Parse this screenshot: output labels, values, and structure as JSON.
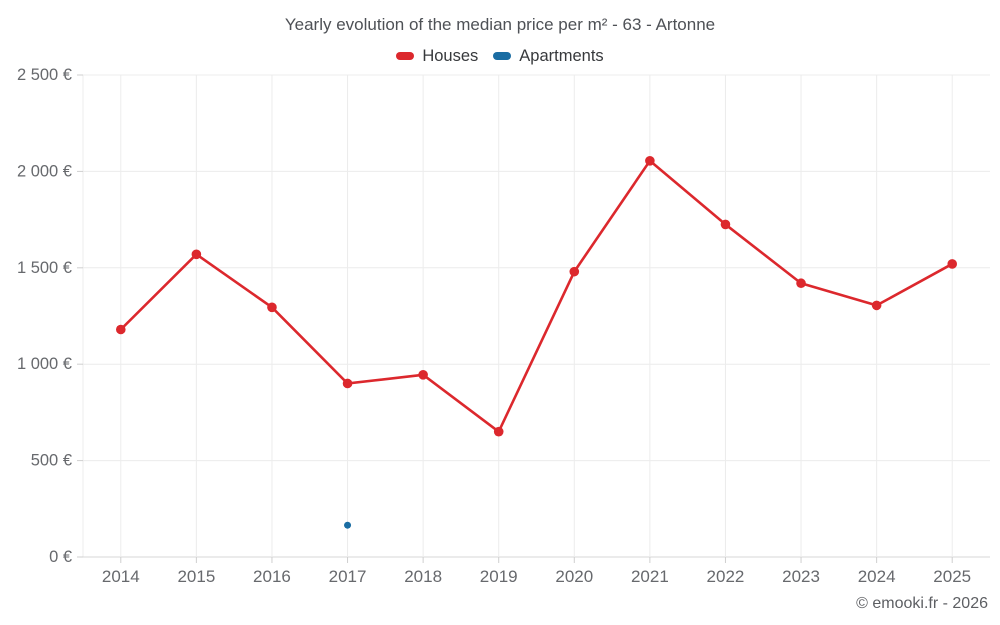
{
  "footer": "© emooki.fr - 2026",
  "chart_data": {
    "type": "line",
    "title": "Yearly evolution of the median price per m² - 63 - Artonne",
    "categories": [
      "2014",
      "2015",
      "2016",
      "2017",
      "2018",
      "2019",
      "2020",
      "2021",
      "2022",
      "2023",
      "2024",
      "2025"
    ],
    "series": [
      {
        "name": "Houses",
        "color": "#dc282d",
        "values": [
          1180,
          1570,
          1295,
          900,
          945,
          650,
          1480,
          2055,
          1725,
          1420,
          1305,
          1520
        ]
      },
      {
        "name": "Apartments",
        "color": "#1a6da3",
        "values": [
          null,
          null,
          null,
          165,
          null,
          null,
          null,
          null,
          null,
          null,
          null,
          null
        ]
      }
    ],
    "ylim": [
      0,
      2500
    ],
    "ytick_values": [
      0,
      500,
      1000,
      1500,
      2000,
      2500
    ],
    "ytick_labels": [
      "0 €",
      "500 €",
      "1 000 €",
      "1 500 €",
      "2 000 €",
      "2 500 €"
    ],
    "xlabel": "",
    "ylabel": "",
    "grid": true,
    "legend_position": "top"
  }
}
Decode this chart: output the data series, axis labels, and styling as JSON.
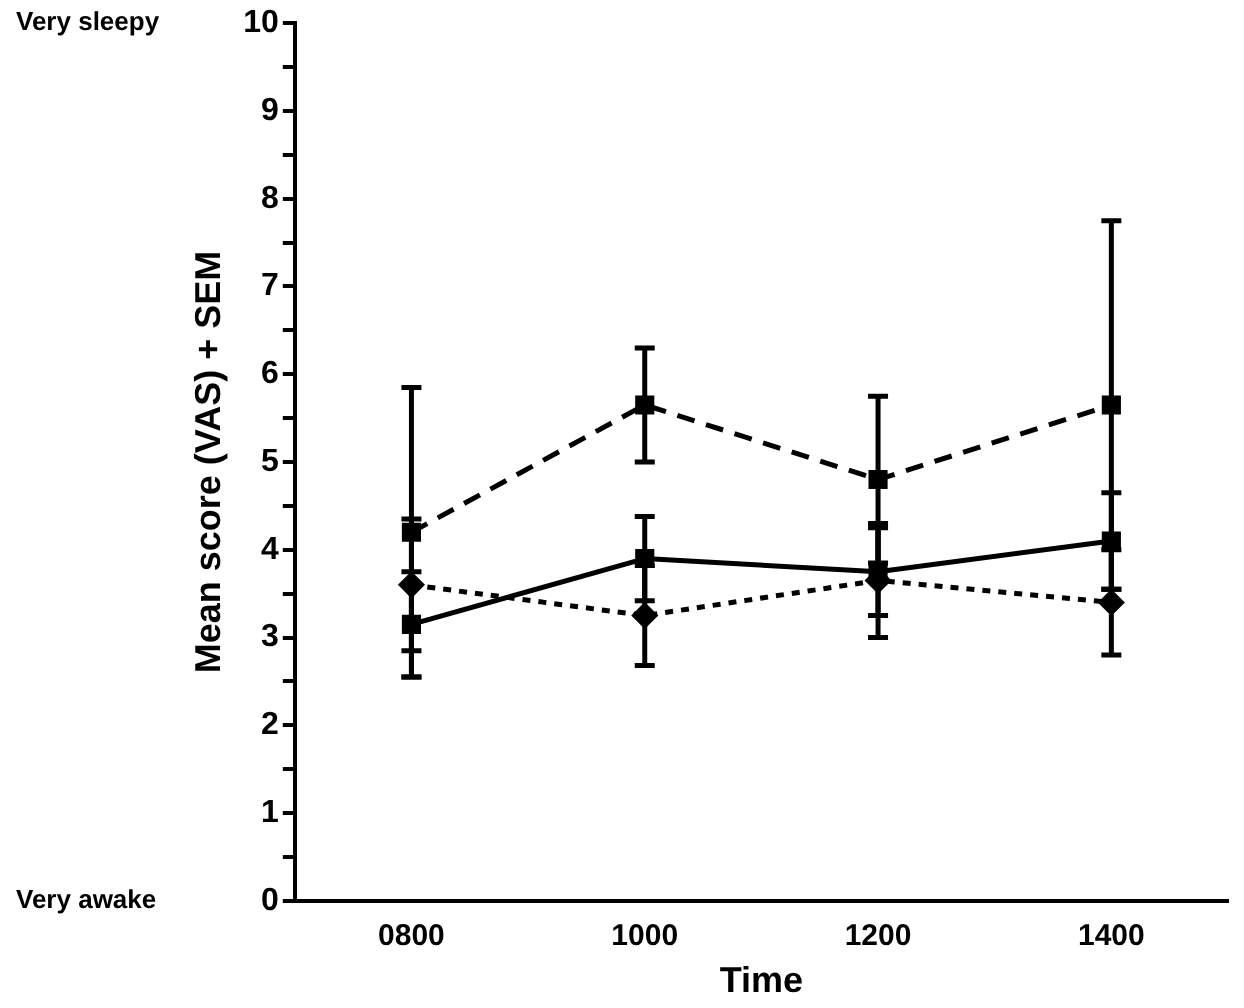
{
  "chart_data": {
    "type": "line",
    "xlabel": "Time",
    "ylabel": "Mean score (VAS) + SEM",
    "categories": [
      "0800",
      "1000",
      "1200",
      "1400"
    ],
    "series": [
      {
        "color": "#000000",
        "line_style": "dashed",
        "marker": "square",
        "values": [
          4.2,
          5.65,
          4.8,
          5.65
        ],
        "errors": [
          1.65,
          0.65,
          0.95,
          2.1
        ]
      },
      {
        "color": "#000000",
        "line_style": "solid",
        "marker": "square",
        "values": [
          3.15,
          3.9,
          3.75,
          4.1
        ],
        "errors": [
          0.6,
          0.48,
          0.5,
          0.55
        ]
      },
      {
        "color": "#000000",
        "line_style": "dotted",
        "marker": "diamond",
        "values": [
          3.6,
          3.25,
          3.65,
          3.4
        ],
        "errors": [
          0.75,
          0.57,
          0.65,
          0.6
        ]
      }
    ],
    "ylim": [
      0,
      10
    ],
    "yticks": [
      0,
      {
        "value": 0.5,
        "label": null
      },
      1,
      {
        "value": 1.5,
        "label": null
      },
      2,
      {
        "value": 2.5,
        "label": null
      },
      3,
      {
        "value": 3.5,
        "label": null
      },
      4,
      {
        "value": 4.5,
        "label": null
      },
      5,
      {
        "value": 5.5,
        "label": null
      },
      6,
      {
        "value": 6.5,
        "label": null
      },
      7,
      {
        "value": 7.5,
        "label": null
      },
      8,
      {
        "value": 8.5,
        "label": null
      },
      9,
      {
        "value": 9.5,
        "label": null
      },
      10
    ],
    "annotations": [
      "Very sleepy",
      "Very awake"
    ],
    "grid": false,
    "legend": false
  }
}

...

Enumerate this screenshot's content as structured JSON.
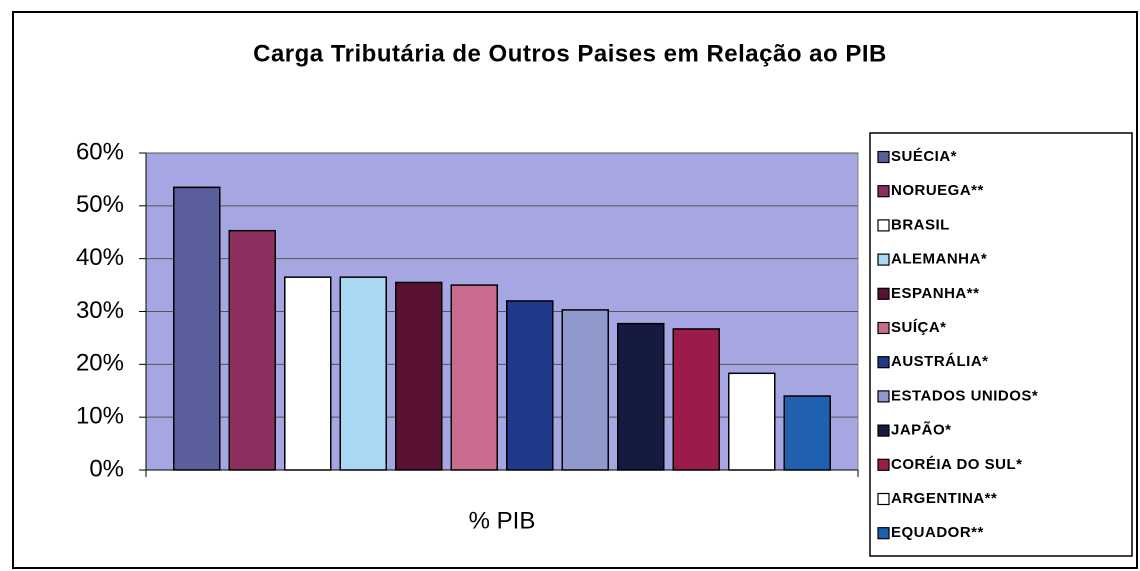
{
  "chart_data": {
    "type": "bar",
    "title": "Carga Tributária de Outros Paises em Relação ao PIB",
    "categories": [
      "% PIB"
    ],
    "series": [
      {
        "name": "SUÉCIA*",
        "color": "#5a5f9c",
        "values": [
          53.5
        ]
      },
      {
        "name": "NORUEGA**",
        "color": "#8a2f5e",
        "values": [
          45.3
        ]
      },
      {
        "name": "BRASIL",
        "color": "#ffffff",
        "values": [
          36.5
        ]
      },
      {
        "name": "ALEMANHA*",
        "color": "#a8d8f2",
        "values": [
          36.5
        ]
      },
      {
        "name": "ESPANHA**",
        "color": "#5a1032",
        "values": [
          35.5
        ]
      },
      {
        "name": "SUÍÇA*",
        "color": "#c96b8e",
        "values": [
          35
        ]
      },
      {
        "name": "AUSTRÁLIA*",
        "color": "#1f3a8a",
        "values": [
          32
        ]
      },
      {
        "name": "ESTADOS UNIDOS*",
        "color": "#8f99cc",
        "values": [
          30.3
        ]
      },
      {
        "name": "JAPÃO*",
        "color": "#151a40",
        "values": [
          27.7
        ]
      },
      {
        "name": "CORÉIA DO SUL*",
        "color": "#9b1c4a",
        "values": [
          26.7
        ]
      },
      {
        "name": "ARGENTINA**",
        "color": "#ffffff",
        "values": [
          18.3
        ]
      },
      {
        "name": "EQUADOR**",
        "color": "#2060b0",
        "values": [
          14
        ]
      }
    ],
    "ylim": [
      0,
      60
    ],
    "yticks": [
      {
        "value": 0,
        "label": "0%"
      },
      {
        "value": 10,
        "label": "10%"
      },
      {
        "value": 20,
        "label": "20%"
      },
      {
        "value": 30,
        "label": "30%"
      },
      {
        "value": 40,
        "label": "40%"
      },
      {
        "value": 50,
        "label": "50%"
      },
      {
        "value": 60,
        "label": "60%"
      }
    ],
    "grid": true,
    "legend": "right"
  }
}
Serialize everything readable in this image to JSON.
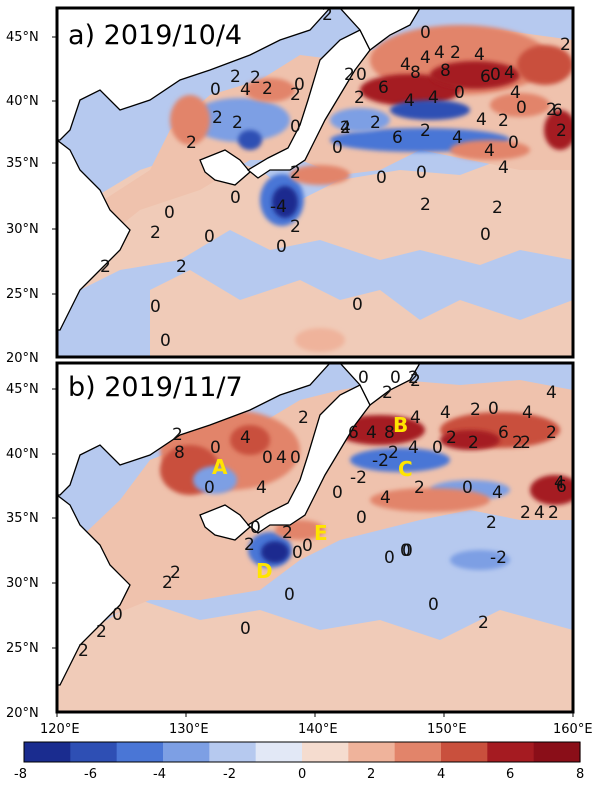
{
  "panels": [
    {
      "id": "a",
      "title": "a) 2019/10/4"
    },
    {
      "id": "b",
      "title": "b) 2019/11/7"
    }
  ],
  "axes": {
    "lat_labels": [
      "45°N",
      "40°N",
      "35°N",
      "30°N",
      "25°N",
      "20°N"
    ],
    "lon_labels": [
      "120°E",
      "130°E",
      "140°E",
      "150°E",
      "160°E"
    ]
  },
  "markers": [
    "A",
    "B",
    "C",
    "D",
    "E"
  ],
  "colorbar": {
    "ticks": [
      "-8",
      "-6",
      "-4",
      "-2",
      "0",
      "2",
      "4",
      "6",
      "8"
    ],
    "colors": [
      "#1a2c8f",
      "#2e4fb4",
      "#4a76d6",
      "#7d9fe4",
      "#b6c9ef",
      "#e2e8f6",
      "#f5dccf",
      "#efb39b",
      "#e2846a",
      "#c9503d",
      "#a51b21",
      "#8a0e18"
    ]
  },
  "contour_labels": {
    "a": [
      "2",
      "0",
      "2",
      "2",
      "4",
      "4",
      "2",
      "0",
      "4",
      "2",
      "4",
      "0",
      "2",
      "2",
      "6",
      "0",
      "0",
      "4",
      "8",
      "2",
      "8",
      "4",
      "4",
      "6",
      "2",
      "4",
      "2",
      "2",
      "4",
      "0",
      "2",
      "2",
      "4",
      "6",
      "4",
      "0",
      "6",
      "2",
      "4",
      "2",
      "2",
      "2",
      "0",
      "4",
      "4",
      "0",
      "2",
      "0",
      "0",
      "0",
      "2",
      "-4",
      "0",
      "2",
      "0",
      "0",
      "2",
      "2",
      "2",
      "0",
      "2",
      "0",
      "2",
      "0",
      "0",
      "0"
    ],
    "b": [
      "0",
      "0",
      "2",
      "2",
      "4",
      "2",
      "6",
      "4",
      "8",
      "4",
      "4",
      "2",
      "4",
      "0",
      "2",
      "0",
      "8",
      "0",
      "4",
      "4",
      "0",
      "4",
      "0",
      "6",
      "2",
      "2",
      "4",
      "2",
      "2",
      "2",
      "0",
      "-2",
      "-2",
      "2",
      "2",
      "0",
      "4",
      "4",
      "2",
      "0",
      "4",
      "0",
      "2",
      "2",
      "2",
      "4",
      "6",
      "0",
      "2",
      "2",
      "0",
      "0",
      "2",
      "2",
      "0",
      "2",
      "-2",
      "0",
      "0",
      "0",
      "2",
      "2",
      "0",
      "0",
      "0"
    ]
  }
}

* * *

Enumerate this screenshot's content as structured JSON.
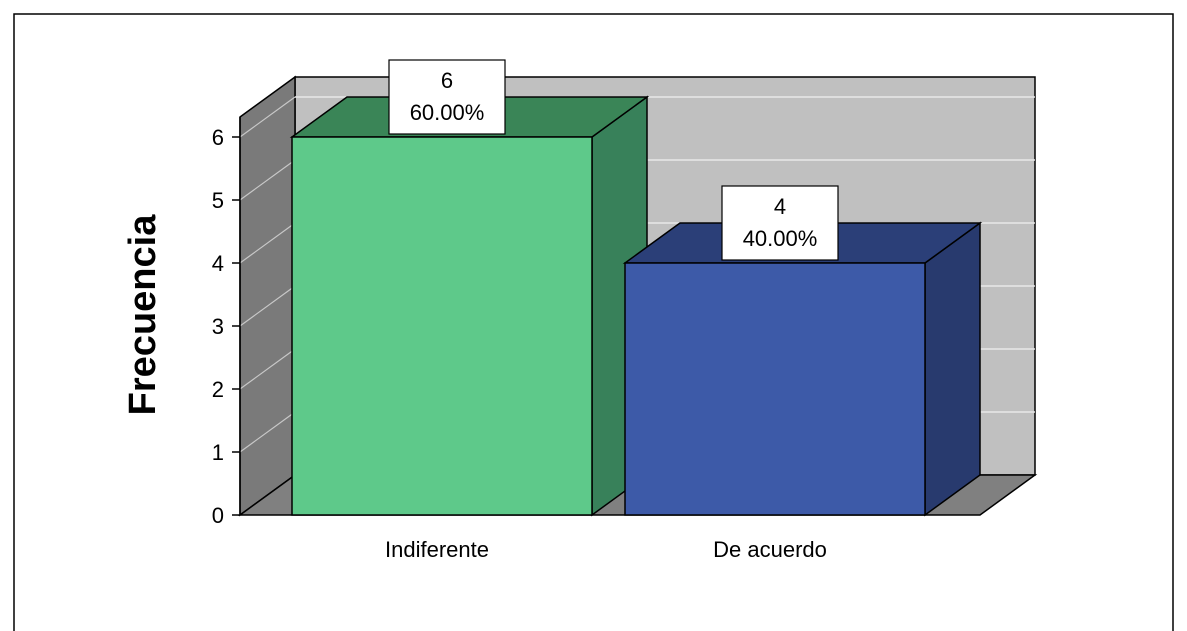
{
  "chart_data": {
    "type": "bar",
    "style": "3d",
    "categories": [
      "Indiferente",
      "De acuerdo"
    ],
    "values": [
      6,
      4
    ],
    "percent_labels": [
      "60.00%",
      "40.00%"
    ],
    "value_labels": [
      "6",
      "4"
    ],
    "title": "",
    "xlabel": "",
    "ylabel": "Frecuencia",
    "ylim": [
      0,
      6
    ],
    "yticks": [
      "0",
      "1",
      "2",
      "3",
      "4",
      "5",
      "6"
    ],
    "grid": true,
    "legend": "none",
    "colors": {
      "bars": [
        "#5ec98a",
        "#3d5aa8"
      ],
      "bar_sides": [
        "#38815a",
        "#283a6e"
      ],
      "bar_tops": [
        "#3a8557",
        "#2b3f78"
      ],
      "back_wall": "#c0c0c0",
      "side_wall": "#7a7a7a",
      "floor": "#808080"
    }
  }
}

Problem to work on
Check each line of the records for the word "output" and extract those that contain it.

Correct response
Parse this screenshot: output labels, values, and structure as JSON.
Decode this chart: output the data series, axis labels, and styling as JSON.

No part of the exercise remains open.